▸ **RECORD EXTRACTS**

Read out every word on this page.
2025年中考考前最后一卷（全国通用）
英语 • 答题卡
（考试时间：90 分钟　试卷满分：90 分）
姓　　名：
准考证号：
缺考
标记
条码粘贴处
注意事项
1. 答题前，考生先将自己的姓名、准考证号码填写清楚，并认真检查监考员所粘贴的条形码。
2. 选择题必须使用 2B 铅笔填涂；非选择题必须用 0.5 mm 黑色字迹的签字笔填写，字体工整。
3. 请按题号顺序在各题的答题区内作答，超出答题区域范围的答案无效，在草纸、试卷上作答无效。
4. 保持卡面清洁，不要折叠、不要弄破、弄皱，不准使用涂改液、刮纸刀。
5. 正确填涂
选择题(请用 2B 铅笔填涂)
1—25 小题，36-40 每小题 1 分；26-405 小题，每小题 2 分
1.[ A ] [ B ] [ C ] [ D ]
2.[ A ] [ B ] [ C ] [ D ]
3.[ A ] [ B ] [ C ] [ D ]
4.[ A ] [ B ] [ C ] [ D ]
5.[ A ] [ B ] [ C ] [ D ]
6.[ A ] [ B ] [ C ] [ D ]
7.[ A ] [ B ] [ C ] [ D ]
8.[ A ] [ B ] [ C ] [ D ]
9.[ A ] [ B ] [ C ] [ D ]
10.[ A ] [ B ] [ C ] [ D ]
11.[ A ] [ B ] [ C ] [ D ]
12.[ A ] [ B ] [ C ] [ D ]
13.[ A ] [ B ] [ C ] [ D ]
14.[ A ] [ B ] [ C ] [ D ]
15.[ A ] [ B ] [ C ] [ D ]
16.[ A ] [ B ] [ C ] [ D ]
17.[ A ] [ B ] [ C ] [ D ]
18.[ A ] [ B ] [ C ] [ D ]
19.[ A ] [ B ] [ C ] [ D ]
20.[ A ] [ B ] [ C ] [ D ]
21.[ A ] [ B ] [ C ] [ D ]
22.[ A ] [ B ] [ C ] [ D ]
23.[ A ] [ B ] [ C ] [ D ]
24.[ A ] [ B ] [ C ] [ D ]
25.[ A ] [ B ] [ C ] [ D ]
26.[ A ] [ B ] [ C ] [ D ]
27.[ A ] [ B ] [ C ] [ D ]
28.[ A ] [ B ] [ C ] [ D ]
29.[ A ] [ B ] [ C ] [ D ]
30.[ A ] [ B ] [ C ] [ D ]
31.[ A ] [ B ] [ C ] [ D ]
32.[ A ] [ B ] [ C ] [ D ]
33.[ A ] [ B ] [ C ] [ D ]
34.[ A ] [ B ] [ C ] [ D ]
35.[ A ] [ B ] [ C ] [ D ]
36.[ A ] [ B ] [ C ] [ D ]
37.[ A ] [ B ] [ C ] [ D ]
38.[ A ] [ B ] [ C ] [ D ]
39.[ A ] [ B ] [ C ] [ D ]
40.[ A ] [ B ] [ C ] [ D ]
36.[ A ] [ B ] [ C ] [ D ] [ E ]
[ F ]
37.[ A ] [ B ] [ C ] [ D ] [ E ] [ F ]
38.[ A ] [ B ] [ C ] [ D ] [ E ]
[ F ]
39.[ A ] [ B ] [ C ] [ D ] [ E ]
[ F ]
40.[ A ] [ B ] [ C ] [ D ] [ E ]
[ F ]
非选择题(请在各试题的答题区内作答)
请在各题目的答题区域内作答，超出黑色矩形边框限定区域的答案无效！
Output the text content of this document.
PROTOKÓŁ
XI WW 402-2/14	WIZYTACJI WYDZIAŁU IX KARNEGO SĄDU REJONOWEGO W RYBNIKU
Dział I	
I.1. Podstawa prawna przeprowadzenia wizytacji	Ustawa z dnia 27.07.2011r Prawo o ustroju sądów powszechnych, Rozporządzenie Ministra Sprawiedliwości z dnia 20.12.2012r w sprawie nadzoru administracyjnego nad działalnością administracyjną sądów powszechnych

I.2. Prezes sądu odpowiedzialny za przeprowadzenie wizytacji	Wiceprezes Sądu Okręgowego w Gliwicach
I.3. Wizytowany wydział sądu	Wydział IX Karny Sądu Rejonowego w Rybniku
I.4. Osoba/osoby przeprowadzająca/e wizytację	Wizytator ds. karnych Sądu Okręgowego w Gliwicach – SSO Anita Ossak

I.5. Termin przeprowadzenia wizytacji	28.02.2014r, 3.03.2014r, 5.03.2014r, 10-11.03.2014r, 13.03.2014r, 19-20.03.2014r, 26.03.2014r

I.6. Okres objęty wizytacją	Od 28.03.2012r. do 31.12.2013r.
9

▸ **CHALLENGE**
Copy every record above exactly as it appears.

▸ **SOLUTION TO THIS TASK**
Read out every word on this page.
2025年中考考前最后一卷（全国通用）
英语 • 答题卡
（考试时间：90 分钟　试卷满分：90 分）
姓　　名：
准考证号：
缺考
标记
条码粘贴处
注意事项
1. 答题前，考生先将自己的姓名、准考证号码填写清楚，并认真检查监考员所粘贴的条形码。
2. 选择题必须使用 2B 铅笔填涂；非选择题必须用 0.5 mm 黑色字迹的签字笔填写，字体工整。
3. 请按题号顺序在各题的答题区内作答，超出答题区域范围的答案无效，在草纸、试卷上作答无效。
4. 保持卡面清洁，不要折叠、不要弄破、弄皱，不准使用涂改液、刮纸刀。
5. 正确填涂
选择题(请用 2B 铅笔填涂)
1—25 小题，36-40 每小题 1 分；26-405 小题，每小题 2 分
1.[ A ] [ B ] [ C ] [ D ]
2.[ A ] [ B ] [ C ] [ D ]
3.[ A ] [ B ] [ C ] [ D ]
4.[ A ] [ B ] [ C ] [ D ]
5.[ A ] [ B ] [ C ] [ D ]
6.[ A ] [ B ] [ C ] [ D ]
7.[ A ] [ B ] [ C ] [ D ]
8.[ A ] [ B ] [ C ] [ D ]
9.[ A ] [ B ] [ C ] [ D ]
10.[ A ] [ B ] [ C ] [ D ]
11.[ A ] [ B ] [ C ] [ D ]
12.[ A ] [ B ] [ C ] [ D ]
13.[ A ] [ B ] [ C ] [ D ]
14.[ A ] [ B ] [ C ] [ D ]
15.[ A ] [ B ] [ C ] [ D ]
16.[ A ] [ B ] [ C ] [ D ]
17.[ A ] [ B ] [ C ] [ D ]
18.[ A ] [ B ] [ C ] [ D ]
19.[ A ] [ B ] [ C ] [ D ]
20.[ A ] [ B ] [ C ] [ D ]
21.[ A ] [ B ] [ C ] [ D ]
22.[ A ] [ B ] [ C ] [ D ]
23.[ A ] [ B ] [ C ] [ D ]
24.[ A ] [ B ] [ C ] [ D ]
25.[ A ] [ B ] [ C ] [ D ]
26.[ A ] [ B ] [ C ] [ D ]
27.[ A ] [ B ] [ C ] [ D ]
28.[ A ] [ B ] [ C ] [ D ]
29.[ A ] [ B ] [ C ] [ D ]
30.[ A ] [ B ] [ C ] [ D ]
31.[ A ] [ B ] [ C ] [ D ]
32.[ A ] [ B ] [ C ] [ D ]
33.[ A ] [ B ] [ C ] [ D ]
34.[ A ] [ B ] [ C ] [ D ]
35.[ A ] [ B ] [ C ] [ D ]
36.[ A ] [ B ] [ C ] [ D ]
37.[ A ] [ B ] [ C ] [ D ]
38.[ A ] [ B ] [ C ] [ D ]
39.[ A ] [ B ] [ C ] [ D ]
40.[ A ] [ B ] [ C ] [ D ]
36.[ A ] [ B ] [ C ] [ D ] [ E ]
[ F ]
37.[ A ] [ B ] [ C ] [ D ] [ E ] [ F ]
38.[ A ] [ B ] [ C ] [ D ] [ E ]
[ F ]
39.[ A ] [ B ] [ C ] [ D ] [ E ]
[ F ]
40.[ A ] [ B ] [ C ] [ D ] [ E ]
[ F ]
非选择题(请在各试题的答题区内作答)
请在各题目的答题区域内作答，超出黑色矩形边框限定区域的答案无效！
Output the text content of this document.
PROTOKÓŁ
XI WW 402-2/14	WIZYTACJI WYDZIAŁU IX KARNEGO SĄDU REJONOWEGO W RYBNIKU
Dział I	
I.1. Podstawa prawna przeprowadzenia wizytacji	Ustawa z dnia 27.07.2011r Prawo o ustroju sądów powszechnych, Rozporządzenie Ministra Sprawiedliwości z dnia 20.12.2012r w sprawie nadzoru administracyjnego nad działalnością administracyjną sądów powszechnych

I.2. Prezes sądu odpowiedzialny za przeprowadzenie wizytacji	Wiceprezes Sądu Okręgowego w Gliwicach
I.3. Wizytowany wydział sądu	Wydział IX Karny Sądu Rejonowego w Rybniku
I.4. Osoba/osoby przeprowadzająca/e wizytację	Wizytator ds. karnych Sądu Okręgowego w Gliwicach – SSO Anita Ossak

I.5. Termin przeprowadzenia wizytacji	28.02.2014r, 3.03.2014r, 5.03.2014r, 10-11.03.2014r, 13.03.2014r, 19-20.03.2014r, 26.03.2014r

I.6. Okres objęty wizytacją	Od 28.03.2012r. do 31.12.2013r.
9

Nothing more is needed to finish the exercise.